Data tied to figure images:
⁂
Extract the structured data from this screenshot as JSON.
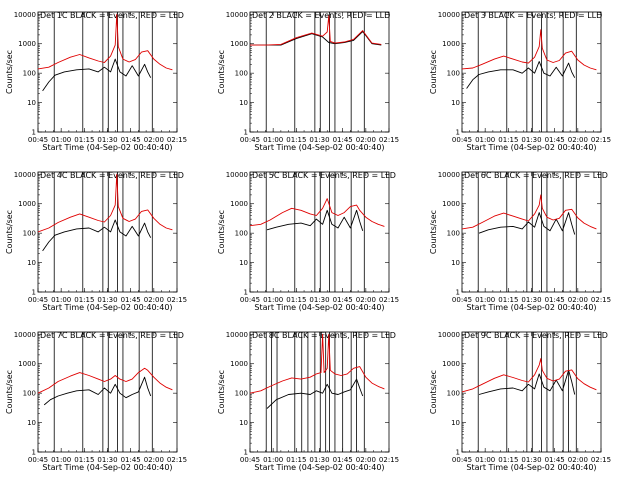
{
  "colors": {
    "events": "#000000",
    "lld": "#e00000",
    "background": "#ffffff",
    "axes": "#000000"
  },
  "axes_common": {
    "xlabel": "Start Time (04-Sep-02 00:40:40)",
    "ylabel": "Counts/sec",
    "xticks": [
      "00:45",
      "01:00",
      "01:15",
      "01:30",
      "01:45",
      "02:00",
      "02:15"
    ],
    "yticks": [
      "1",
      "10",
      "100",
      "1000",
      "10000"
    ],
    "xlim_minutes": [
      45,
      135
    ],
    "ylim": [
      1,
      12000
    ],
    "yscale": "log"
  },
  "chart_data": [
    {
      "type": "line",
      "title": "Det 1C BLACK = Events, RED = LLD",
      "x_unit": "minutes after 00:00",
      "x_range": [
        45,
        135
      ],
      "attenuator_lines_x": [
        55.5,
        74,
        87,
        90.5,
        96.5,
        100,
        110.5,
        119
      ],
      "series": [
        {
          "key": "events",
          "x": [
            48,
            52,
            56,
            62,
            70,
            78,
            84,
            88,
            92,
            95,
            98,
            102,
            106,
            110,
            114,
            116,
            118
          ],
          "y": [
            25,
            50,
            85,
            110,
            130,
            140,
            110,
            160,
            110,
            300,
            110,
            80,
            180,
            80,
            200,
            110,
            70
          ]
        },
        {
          "key": "lld",
          "x": [
            45,
            52,
            58,
            66,
            72,
            78,
            84,
            88,
            92,
            95,
            96,
            97,
            100,
            104,
            108,
            112,
            116,
            120,
            124,
            128,
            132
          ],
          "y": [
            140,
            160,
            230,
            350,
            430,
            330,
            260,
            230,
            380,
            900,
            10000,
            800,
            300,
            240,
            290,
            520,
            580,
            300,
            200,
            150,
            130
          ]
        }
      ]
    },
    {
      "type": "line",
      "title": "Det 2 BLACK = Events, RED = LLD",
      "x_unit": "minutes after 00:00",
      "x_range": [
        45,
        135
      ],
      "attenuator_lines_x": [
        55.5,
        74,
        87,
        90.5,
        96.5,
        100,
        110.5,
        119
      ],
      "series": [
        {
          "key": "events",
          "x": [
            45,
            55,
            65,
            75,
            85,
            92,
            96,
            100,
            106,
            112,
            118,
            124,
            130
          ],
          "y": [
            900,
            900,
            900,
            1500,
            2200,
            1700,
            1100,
            1000,
            1100,
            1300,
            2600,
            1000,
            900
          ]
        },
        {
          "key": "lld",
          "x": [
            45,
            55,
            65,
            75,
            85,
            92,
            95,
            96,
            97,
            100,
            106,
            112,
            118,
            124,
            130
          ],
          "y": [
            900,
            900,
            950,
            1600,
            2300,
            1800,
            2500,
            9000,
            1200,
            1050,
            1150,
            1400,
            2800,
            1050,
            950
          ]
        }
      ]
    },
    {
      "type": "line",
      "title": "Det 3 BLACK = Events, RED = LLD",
      "x_unit": "minutes after 00:00",
      "x_range": [
        45,
        135
      ],
      "attenuator_lines_x": [
        55.5,
        74,
        87,
        90.5,
        96.5,
        100,
        110.5,
        119
      ],
      "series": [
        {
          "key": "events",
          "x": [
            48,
            52,
            56,
            62,
            70,
            78,
            84,
            88,
            92,
            95,
            98,
            102,
            106,
            110,
            114,
            116,
            118
          ],
          "y": [
            30,
            60,
            90,
            110,
            130,
            130,
            100,
            150,
            100,
            250,
            100,
            80,
            160,
            80,
            220,
            110,
            70
          ]
        },
        {
          "key": "lld",
          "x": [
            45,
            52,
            58,
            66,
            72,
            78,
            84,
            88,
            92,
            95,
            96,
            97,
            100,
            104,
            108,
            112,
            116,
            120,
            124,
            128,
            132
          ],
          "y": [
            140,
            150,
            200,
            300,
            380,
            300,
            240,
            220,
            350,
            800,
            3000,
            700,
            280,
            230,
            270,
            480,
            560,
            280,
            190,
            150,
            130
          ]
        }
      ]
    },
    {
      "type": "line",
      "title": "Det 4C BLACK = Events, RED = LLD",
      "x_unit": "minutes after 00:00",
      "x_range": [
        45,
        135
      ],
      "attenuator_lines_x": [
        55.5,
        74,
        87,
        90.5,
        96.5,
        100,
        110.5,
        119
      ],
      "series": [
        {
          "key": "events",
          "x": [
            48,
            52,
            56,
            62,
            70,
            78,
            84,
            88,
            92,
            95,
            98,
            102,
            106,
            110,
            114,
            116,
            118
          ],
          "y": [
            25,
            50,
            85,
            110,
            140,
            150,
            110,
            160,
            110,
            280,
            110,
            80,
            170,
            80,
            220,
            110,
            70
          ]
        },
        {
          "key": "lld",
          "x": [
            45,
            52,
            58,
            66,
            72,
            78,
            84,
            88,
            92,
            95,
            96,
            97,
            100,
            104,
            108,
            112,
            116,
            120,
            124,
            128,
            132
          ],
          "y": [
            110,
            150,
            230,
            350,
            450,
            350,
            270,
            240,
            400,
            900,
            10000,
            800,
            320,
            250,
            300,
            550,
            620,
            320,
            200,
            150,
            130
          ]
        }
      ]
    },
    {
      "type": "line",
      "title": "Det 5C BLACK = Events, RED = LLD",
      "x_unit": "minutes after 00:00",
      "x_range": [
        45,
        135
      ],
      "attenuator_lines_x": [
        55.5,
        74,
        87,
        90.5,
        96.5,
        100,
        110.5,
        119
      ],
      "series": [
        {
          "key": "events",
          "x": [
            56,
            62,
            70,
            78,
            84,
            88,
            92,
            95,
            98,
            102,
            106,
            110,
            114,
            116,
            118
          ],
          "y": [
            130,
            160,
            200,
            220,
            180,
            300,
            200,
            600,
            200,
            150,
            350,
            150,
            600,
            250,
            120
          ]
        },
        {
          "key": "lld",
          "x": [
            45,
            52,
            58,
            66,
            72,
            78,
            84,
            88,
            92,
            95,
            98,
            102,
            106,
            110,
            114,
            116,
            120,
            124,
            128,
            132
          ],
          "y": [
            180,
            200,
            280,
            500,
            700,
            600,
            450,
            400,
            700,
            1500,
            500,
            400,
            500,
            800,
            900,
            600,
            350,
            250,
            200,
            170
          ]
        }
      ]
    },
    {
      "type": "line",
      "title": "Det 6C BLACK = Events, RED = LLD",
      "x_unit": "minutes after 00:00",
      "x_range": [
        45,
        135
      ],
      "attenuator_lines_x": [
        55.5,
        74,
        87,
        90.5,
        96.5,
        100,
        110.5,
        119
      ],
      "series": [
        {
          "key": "events",
          "x": [
            56,
            62,
            70,
            78,
            84,
            88,
            92,
            95,
            98,
            102,
            106,
            110,
            114,
            116,
            118
          ],
          "y": [
            100,
            130,
            160,
            170,
            140,
            240,
            160,
            500,
            170,
            120,
            300,
            120,
            500,
            200,
            90
          ]
        },
        {
          "key": "lld",
          "x": [
            45,
            52,
            58,
            66,
            72,
            78,
            84,
            88,
            92,
            95,
            96,
            97,
            100,
            104,
            108,
            112,
            116,
            120,
            124,
            128,
            132
          ],
          "y": [
            140,
            160,
            230,
            380,
            480,
            380,
            300,
            260,
            450,
            900,
            2000,
            700,
            350,
            280,
            320,
            600,
            650,
            330,
            220,
            170,
            140
          ]
        }
      ]
    },
    {
      "type": "line",
      "title": "Det 7C BLACK = Events, RED = LLD",
      "x_unit": "minutes after 00:00",
      "x_range": [
        45,
        135
      ],
      "attenuator_lines_x": [
        55.5,
        74,
        87,
        90.5,
        96.5,
        100,
        110.5,
        119
      ],
      "series": [
        {
          "key": "events",
          "x": [
            49,
            53,
            58,
            64,
            70,
            78,
            84,
            88,
            92,
            95,
            98,
            102,
            106,
            110,
            114,
            116,
            118
          ],
          "y": [
            40,
            60,
            80,
            100,
            120,
            130,
            90,
            150,
            100,
            200,
            100,
            70,
            90,
            110,
            350,
            150,
            80
          ]
        },
        {
          "key": "lld",
          "x": [
            45,
            52,
            58,
            66,
            72,
            78,
            84,
            88,
            92,
            95,
            98,
            102,
            106,
            110,
            114,
            116,
            120,
            124,
            128,
            132
          ],
          "y": [
            100,
            150,
            250,
            380,
            500,
            400,
            300,
            250,
            300,
            400,
            300,
            250,
            300,
            500,
            700,
            600,
            350,
            220,
            160,
            130
          ]
        }
      ]
    },
    {
      "type": "line",
      "title": "Det 8C BLACK = Events, RED = LLD",
      "x_unit": "minutes after 00:00",
      "x_range": [
        45,
        135
      ],
      "attenuator_lines_x": [
        55.5,
        59,
        62.5,
        74,
        78.5,
        82.5,
        87,
        90.5,
        94,
        96.5,
        100,
        105,
        110.5,
        114,
        119
      ],
      "series": [
        {
          "key": "events",
          "x": [
            56,
            62,
            70,
            78,
            84,
            88,
            92,
            95,
            98,
            102,
            106,
            110,
            114,
            116,
            118
          ],
          "y": [
            30,
            60,
            90,
            100,
            90,
            120,
            100,
            200,
            100,
            90,
            110,
            130,
            300,
            150,
            80
          ]
        },
        {
          "key": "lld",
          "x": [
            45,
            52,
            58,
            66,
            72,
            78,
            84,
            88,
            91,
            92,
            93,
            95,
            96,
            97,
            100,
            104,
            108,
            112,
            116,
            120,
            124,
            128,
            132
          ],
          "y": [
            100,
            120,
            170,
            260,
            330,
            300,
            350,
            450,
            500,
            10000,
            500,
            700,
            10000,
            600,
            450,
            400,
            450,
            700,
            800,
            350,
            220,
            170,
            140
          ]
        }
      ]
    },
    {
      "type": "line",
      "title": "Det 9C BLACK = Events, RED = LLD",
      "x_unit": "minutes after 00:00",
      "x_range": [
        45,
        135
      ],
      "attenuator_lines_x": [
        55.5,
        74,
        87,
        90.5,
        96.5,
        100,
        104,
        110.5,
        114,
        119
      ],
      "series": [
        {
          "key": "events",
          "x": [
            56,
            62,
            70,
            78,
            84,
            88,
            92,
            95,
            98,
            102,
            106,
            110,
            114,
            116,
            118
          ],
          "y": [
            90,
            110,
            140,
            150,
            120,
            200,
            140,
            450,
            160,
            120,
            280,
            120,
            600,
            250,
            90
          ]
        },
        {
          "key": "lld",
          "x": [
            45,
            52,
            58,
            66,
            72,
            78,
            84,
            88,
            92,
            95,
            96,
            97,
            100,
            104,
            108,
            112,
            116,
            120,
            124,
            128,
            132
          ],
          "y": [
            110,
            140,
            200,
            320,
            420,
            340,
            270,
            240,
            420,
            900,
            1500,
            600,
            320,
            260,
            300,
            560,
            620,
            310,
            210,
            160,
            130
          ]
        }
      ]
    }
  ]
}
⁂
◆ **DIRECTIONS**: Determine how many lines of the material include the string "BLACK". Output only that count.

◆ **EXERCISE ANSWER**: 9